**What is asked**
Would you pull out every line of the material that contains the string "fundido"?

-- START Rows --

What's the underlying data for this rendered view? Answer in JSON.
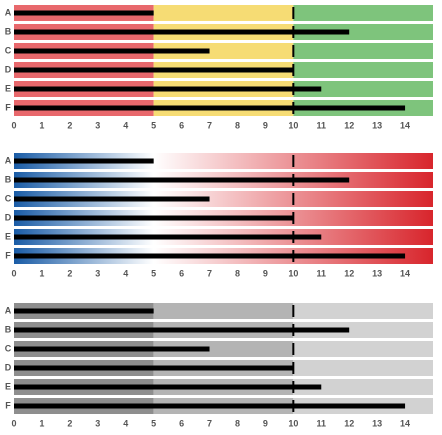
{
  "chart_data": [
    {
      "type": "bullet",
      "categories": [
        "A",
        "B",
        "C",
        "D",
        "E",
        "F"
      ],
      "values": [
        5,
        12,
        7,
        10,
        11,
        14
      ],
      "targets": [
        10,
        10,
        10,
        10,
        10,
        10
      ],
      "ranges": [
        5,
        10,
        15
      ],
      "range_colors": [
        "#e8686c",
        "#f6dc74",
        "#7ec47c"
      ],
      "bar_color": "#000000",
      "xlim": [
        0,
        15
      ],
      "xticks": [
        0,
        1,
        2,
        3,
        4,
        5,
        6,
        7,
        8,
        9,
        10,
        11,
        12,
        13,
        14
      ]
    },
    {
      "type": "bullet",
      "categories": [
        "A",
        "B",
        "C",
        "D",
        "E",
        "F"
      ],
      "values": [
        5,
        12,
        7,
        10,
        11,
        14
      ],
      "targets": [
        10,
        10,
        10,
        10,
        10,
        10
      ],
      "ranges": [
        5,
        15
      ],
      "gradient": [
        "#1a5ca6",
        "#ffffff",
        "#d8252c"
      ],
      "bar_color": "#000000",
      "xlim": [
        0,
        15
      ],
      "xticks": [
        0,
        1,
        2,
        3,
        4,
        5,
        6,
        7,
        8,
        9,
        10,
        11,
        12,
        13,
        14
      ]
    },
    {
      "type": "bullet",
      "categories": [
        "A",
        "B",
        "C",
        "D",
        "E",
        "F"
      ],
      "values": [
        5,
        12,
        7,
        10,
        11,
        14
      ],
      "targets": [
        10,
        10,
        10,
        10,
        10,
        10
      ],
      "ranges": [
        5,
        10,
        15
      ],
      "range_colors": [
        "#8e8e8e",
        "#b4b4b4",
        "#d2d2d2"
      ],
      "bar_color": "#000000",
      "xlim": [
        0,
        15
      ],
      "xticks": [
        0,
        1,
        2,
        3,
        4,
        5,
        6,
        7,
        8,
        9,
        10,
        11,
        12,
        13,
        14
      ]
    }
  ]
}
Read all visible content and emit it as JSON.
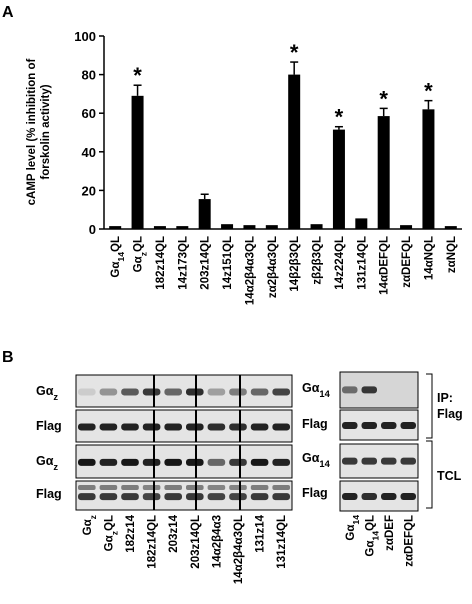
{
  "panel_a_label": "A",
  "panel_b_label": "B",
  "chart_data": {
    "type": "bar",
    "ylabel_line1": "cAMP level (% inhibition of",
    "ylabel_line2": "forskolin activity)",
    "ylim": [
      0,
      100
    ],
    "yticks": [
      0,
      20,
      40,
      60,
      80,
      100
    ],
    "categories": [
      "Gα14QL",
      "GαzQL",
      "182z14QL",
      "14z173QL",
      "203z14QL",
      "14z151QL",
      "14α2β4α3QL",
      "zα2β4α3QL",
      "14β2β3QL",
      "zβ2β3QL",
      "14z224QL",
      "131z14QL",
      "14αDEFQL",
      "zαDEFQL",
      "14αNQL",
      "zαNQL"
    ],
    "values": [
      1.5,
      69,
      1.5,
      1.5,
      15.5,
      2.5,
      2,
      2,
      80,
      2.5,
      51.5,
      5.5,
      58.5,
      2,
      62,
      1.5
    ],
    "errors": [
      0.3,
      5.5,
      0.3,
      0.3,
      2.5,
      0.5,
      0.3,
      0.3,
      6.5,
      0.3,
      1.5,
      0.5,
      4,
      0.3,
      4.5,
      0.3
    ],
    "significant_marker": "*",
    "significant": [
      false,
      true,
      false,
      false,
      false,
      false,
      false,
      false,
      true,
      false,
      true,
      false,
      true,
      false,
      true,
      false
    ],
    "bar_color": "#000000"
  },
  "blot": {
    "row_labels_left": [
      "Gαz",
      "Flag",
      "Gαz",
      "Flag"
    ],
    "row_labels_right": [
      "Gα14",
      "Flag",
      "Gα14",
      "Flag"
    ],
    "ip_label_line1": "IP:",
    "ip_label_line2": "Flag",
    "tcl_label": "TCL",
    "left_lanes": [
      "Gαz",
      "GαzQL",
      "182z14",
      "182z14QL",
      "203z14",
      "203z14QL",
      "14α2β4α3",
      "14α2β4α3QL",
      "131z14",
      "131z14QL"
    ],
    "right_lanes": [
      "Gα14",
      "Gα14QL",
      "zαDEF",
      "zαDEFQL"
    ]
  }
}
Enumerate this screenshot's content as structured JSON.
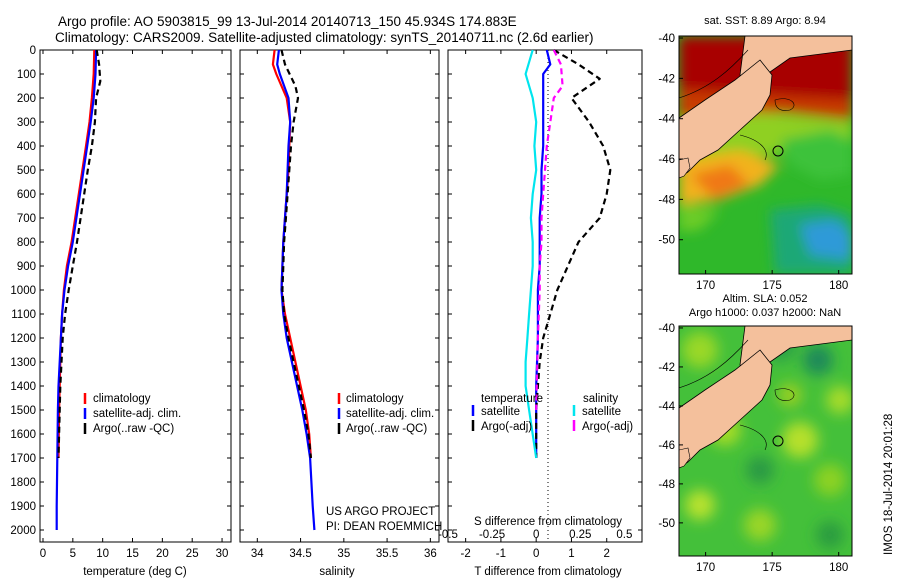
{
  "header": {
    "line1": "Argo profile: AO 5903815_99 13-Jul-2014 20140713_150 45.934S 174.883E",
    "line2": "Climatology: CARS2009. Satellite-adjusted climatology: synTS_20140711.nc (2.6d earlier)"
  },
  "credits": {
    "line1": "US ARGO PROJECT",
    "line2": "PI: DEAN ROEMMICH"
  },
  "stamp": "IMOS 18-Jul-2014 20:01:28",
  "colors": {
    "climatology": "#ff0000",
    "satellite": "#0000ff",
    "argo": "#000000",
    "s_satellite": "#00e5ee",
    "s_argo": "#ff00ff"
  },
  "chart_data": [
    {
      "type": "line",
      "panel": "temperature",
      "xlabel": "temperature (deg C)",
      "ylabel": "",
      "xlim": [
        -0.5,
        31.5
      ],
      "ylim": [
        2050,
        0
      ],
      "xticks": [
        0,
        5,
        10,
        15,
        20,
        25,
        30
      ],
      "xtick_labels": [
        "0",
        "5",
        "10",
        "15",
        "20",
        "25",
        "30"
      ],
      "yticks": [
        0,
        100,
        200,
        300,
        400,
        500,
        600,
        700,
        800,
        900,
        1000,
        1100,
        1200,
        1300,
        1400,
        1500,
        1600,
        1700,
        1800,
        1900,
        2000
      ],
      "ytick_labels": [
        "0",
        "100",
        "200",
        "300",
        "400",
        "500",
        "600",
        "700",
        "800",
        "900",
        "1000",
        "1100",
        "1200",
        "1300",
        "1400",
        "1500",
        "1600",
        "1700",
        "1800",
        "1900",
        "2000"
      ],
      "legend": [
        "climatology",
        "satellite-adj. clim.",
        "Argo(..raw -QC)"
      ],
      "series": [
        {
          "name": "climatology",
          "style": "solid",
          "x": [
            8.6,
            8.5,
            8.2,
            7.8,
            7.2,
            6.6,
            6.0,
            5.4,
            4.8,
            4.0,
            3.5,
            3.2,
            3.0,
            2.9,
            2.8,
            2.7,
            2.6
          ],
          "y": [
            0,
            100,
            200,
            300,
            400,
            500,
            600,
            700,
            800,
            900,
            1000,
            1100,
            1200,
            1300,
            1400,
            1500,
            1700
          ]
        },
        {
          "name": "satellite-adj. clim.",
          "style": "solid",
          "x": [
            8.9,
            8.8,
            8.5,
            8.0,
            7.4,
            6.8,
            6.2,
            5.6,
            5.0,
            4.2,
            3.6,
            3.2,
            3.0,
            2.8,
            2.6,
            2.5,
            2.4,
            2.3,
            2.3
          ],
          "y": [
            0,
            100,
            200,
            300,
            400,
            500,
            600,
            700,
            800,
            900,
            1000,
            1100,
            1200,
            1300,
            1400,
            1500,
            1700,
            1900,
            2000
          ]
        },
        {
          "name": "Argo(..raw -QC)",
          "style": "dashed",
          "x": [
            9.0,
            9.4,
            9.6,
            8.9,
            8.7,
            8.2,
            7.5,
            6.9,
            6.3,
            5.7,
            5.0,
            4.3,
            3.7,
            3.3,
            3.1,
            2.9,
            2.8,
            2.7,
            2.6
          ],
          "y": [
            0,
            60,
            130,
            200,
            300,
            400,
            500,
            600,
            700,
            800,
            900,
            1000,
            1100,
            1200,
            1300,
            1400,
            1500,
            1600,
            1700
          ]
        }
      ]
    },
    {
      "type": "line",
      "panel": "salinity",
      "xlabel": "salinity",
      "ylabel": "",
      "xlim": [
        33.8,
        36.1
      ],
      "ylim": [
        2050,
        0
      ],
      "xticks": [
        34,
        34.5,
        35,
        35.5,
        36
      ],
      "xtick_labels": [
        "34",
        "34.5",
        "35",
        "35.5",
        "36"
      ],
      "legend": [
        "climatology",
        "satellite-adj. clim.",
        "Argo(..raw -QC)"
      ],
      "series": [
        {
          "name": "climatology",
          "style": "solid",
          "x": [
            34.2,
            34.18,
            34.22,
            34.34,
            34.38,
            34.37,
            34.36,
            34.34,
            34.32,
            34.3,
            34.29,
            34.28,
            34.32,
            34.38,
            34.44,
            34.5,
            34.56,
            34.6,
            34.62
          ],
          "y": [
            0,
            60,
            100,
            200,
            300,
            400,
            500,
            600,
            700,
            800,
            900,
            1000,
            1100,
            1200,
            1300,
            1400,
            1500,
            1600,
            1700
          ]
        },
        {
          "name": "satellite-adj. clim.",
          "style": "solid",
          "x": [
            34.25,
            34.23,
            34.26,
            34.36,
            34.38,
            34.36,
            34.35,
            34.34,
            34.32,
            34.3,
            34.29,
            34.28,
            34.3,
            34.34,
            34.4,
            34.46,
            34.52,
            34.57,
            34.61,
            34.64,
            34.66
          ],
          "y": [
            0,
            60,
            100,
            200,
            300,
            400,
            500,
            600,
            700,
            800,
            900,
            1000,
            1100,
            1200,
            1300,
            1400,
            1500,
            1600,
            1700,
            1900,
            2000
          ]
        },
        {
          "name": "Argo(..raw -QC)",
          "style": "dashed",
          "x": [
            34.28,
            34.32,
            34.44,
            34.47,
            34.42,
            34.39,
            34.37,
            34.35,
            34.33,
            34.31,
            34.3,
            34.29,
            34.31,
            34.36,
            34.42,
            34.48,
            34.54,
            34.59,
            34.62
          ],
          "y": [
            0,
            60,
            150,
            200,
            300,
            400,
            500,
            600,
            700,
            800,
            900,
            1000,
            1100,
            1200,
            1300,
            1400,
            1500,
            1600,
            1700
          ]
        }
      ]
    },
    {
      "type": "line",
      "panel": "difference",
      "xlabel": "T difference from climatology",
      "top_axis_label": "S difference from climatology",
      "xlim": [
        -2.5,
        3.0
      ],
      "ylim": [
        2050,
        0
      ],
      "xticks": [
        -2,
        -1,
        0,
        1,
        2
      ],
      "xtick_labels": [
        "-2",
        "-1",
        "0",
        "1",
        "2"
      ],
      "sxticks": [
        -0.5,
        -0.25,
        0,
        0.25,
        0.5
      ],
      "sxtick_labels": [
        "-0.5",
        "-0.25",
        "0",
        "0.25",
        "0.5"
      ],
      "legend_groups": [
        {
          "title": "temperature",
          "items": [
            "satellite",
            "Argo(-adj)"
          ]
        },
        {
          "title": "salinity",
          "items": [
            "satellite",
            "Argo(-adj)"
          ]
        }
      ],
      "series": [
        {
          "name": "temperature satellite",
          "style": "solid",
          "x": [
            0.3,
            0.4,
            0.2,
            0.2,
            0.2,
            0.2,
            0.15,
            0.15,
            0.1,
            0.1,
            0.1,
            0.05,
            0.05,
            0.0,
            0.0,
            0.0,
            0.0
          ],
          "y": [
            0,
            60,
            100,
            200,
            300,
            400,
            500,
            600,
            700,
            800,
            900,
            1000,
            1200,
            1400,
            1500,
            1600,
            1700
          ]
        },
        {
          "name": "temperature Argo(-adj)",
          "style": "dashed",
          "x": [
            0.5,
            1.2,
            1.8,
            1.0,
            1.5,
            1.9,
            2.1,
            2.0,
            1.8,
            1.2,
            0.9,
            0.6,
            0.4,
            0.2,
            0.1,
            0.05,
            0.0,
            0.0,
            0.0
          ],
          "y": [
            0,
            60,
            120,
            200,
            300,
            400,
            500,
            600,
            700,
            800,
            900,
            1000,
            1100,
            1200,
            1300,
            1400,
            1500,
            1600,
            1700
          ]
        },
        {
          "name": "salinity satellite",
          "style": "solid",
          "x": [
            -0.02,
            -0.06,
            -0.02,
            0.0,
            -0.01,
            0.0,
            -0.02,
            -0.03,
            -0.02,
            -0.02,
            -0.03,
            -0.04,
            -0.05,
            -0.06,
            -0.06,
            -0.04,
            0.0
          ],
          "y": [
            0,
            100,
            200,
            300,
            400,
            500,
            600,
            700,
            800,
            900,
            1000,
            1100,
            1200,
            1300,
            1400,
            1500,
            1700
          ]
        },
        {
          "name": "salinity Argo(-adj)",
          "style": "dashed",
          "x": [
            0.1,
            0.14,
            0.15,
            0.1,
            0.08,
            0.06,
            0.05,
            0.04,
            0.03,
            0.03,
            0.02,
            0.02,
            0.01,
            0.0
          ],
          "y": [
            0,
            60,
            150,
            200,
            300,
            400,
            500,
            600,
            700,
            800,
            900,
            1000,
            1200,
            1500
          ]
        }
      ]
    },
    {
      "type": "heatmap",
      "panel": "sst-map",
      "title": "sat. SST: 8.89 Argo: 8.94",
      "xlim": [
        168,
        181
      ],
      "ylim": [
        -51.7,
        -39.9
      ],
      "xticks": [
        170,
        175,
        180
      ],
      "xtick_labels": [
        "170",
        "175",
        "180"
      ],
      "yticks": [
        -40,
        -42,
        -44,
        -46,
        -48,
        -50
      ],
      "ytick_labels": [
        "-40",
        "-42",
        "-44",
        "-46",
        "-48",
        "-50"
      ],
      "argo_position": [
        174.883,
        -45.934
      ]
    },
    {
      "type": "heatmap",
      "panel": "sla-map",
      "title": "Altim. SLA: 0.052",
      "subtitle": "Argo h1000: 0.037 h2000: NaN",
      "xlim": [
        168,
        181
      ],
      "ylim": [
        -51.7,
        -39.9
      ],
      "xticks": [
        170,
        175,
        180
      ],
      "xtick_labels": [
        "170",
        "175",
        "180"
      ],
      "yticks": [
        -40,
        -42,
        -44,
        -46,
        -48,
        -50
      ],
      "ytick_labels": [
        "-40",
        "-42",
        "-44",
        "-46",
        "-48",
        "-50"
      ],
      "argo_position": [
        174.883,
        -45.934
      ]
    }
  ]
}
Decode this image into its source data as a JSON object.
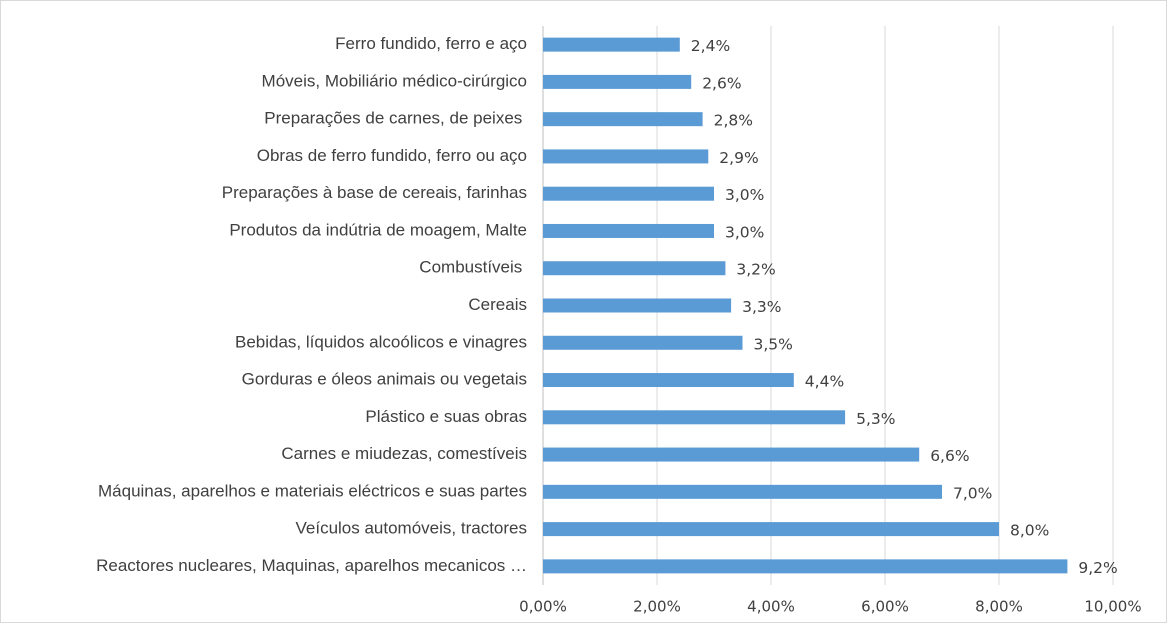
{
  "chart_data": {
    "type": "bar",
    "orientation": "horizontal",
    "categories": [
      "Ferro fundido, ferro e aço",
      "Móveis, Mobiliário médico-cirúrgico",
      "Preparações de carnes, de peixes ",
      "Obras de ferro fundido, ferro ou aço",
      "Preparações à base de cereais, farinhas",
      "Produtos da indútria de moagem, Malte",
      "Combustíveis ",
      "Cereais",
      "Bebidas, líquidos alcoólicos e vinagres",
      "Gorduras e óleos animais ou vegetais",
      "Plástico e suas obras",
      "Carnes e miudezas, comestíveis",
      "Máquinas, aparelhos e materiais eléctricos e suas partes",
      "Veículos automóveis, tractores",
      "Reactores nucleares, Maquinas, aparelhos mecanicos …"
    ],
    "values": [
      2.4,
      2.6,
      2.8,
      2.9,
      3.0,
      3.0,
      3.2,
      3.3,
      3.5,
      4.4,
      5.3,
      6.6,
      7.0,
      8.0,
      9.2
    ],
    "value_labels": [
      "2,4%",
      "2,6%",
      "2,8%",
      "2,9%",
      "3,0%",
      "3,0%",
      "3,2%",
      "3,3%",
      "3,5%",
      "4,4%",
      "5,3%",
      "6,6%",
      "7,0%",
      "8,0%",
      "9,2%"
    ],
    "color": "#5b9bd5",
    "xlim": [
      0,
      10
    ],
    "xticks": [
      {
        "value": 0,
        "label": "0,00%"
      },
      {
        "value": 2,
        "label": "2,00%"
      },
      {
        "value": 4,
        "label": "4,00%"
      },
      {
        "value": 6,
        "label": "6,00%"
      },
      {
        "value": 8,
        "label": "8,00%"
      },
      {
        "value": 10,
        "label": "10,00%"
      }
    ],
    "grid": true
  }
}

-- END Rows --

**Final result**
      "Ferro fundido, ferro e aço",
      "Obras de ferro fundido, ferro ou aço",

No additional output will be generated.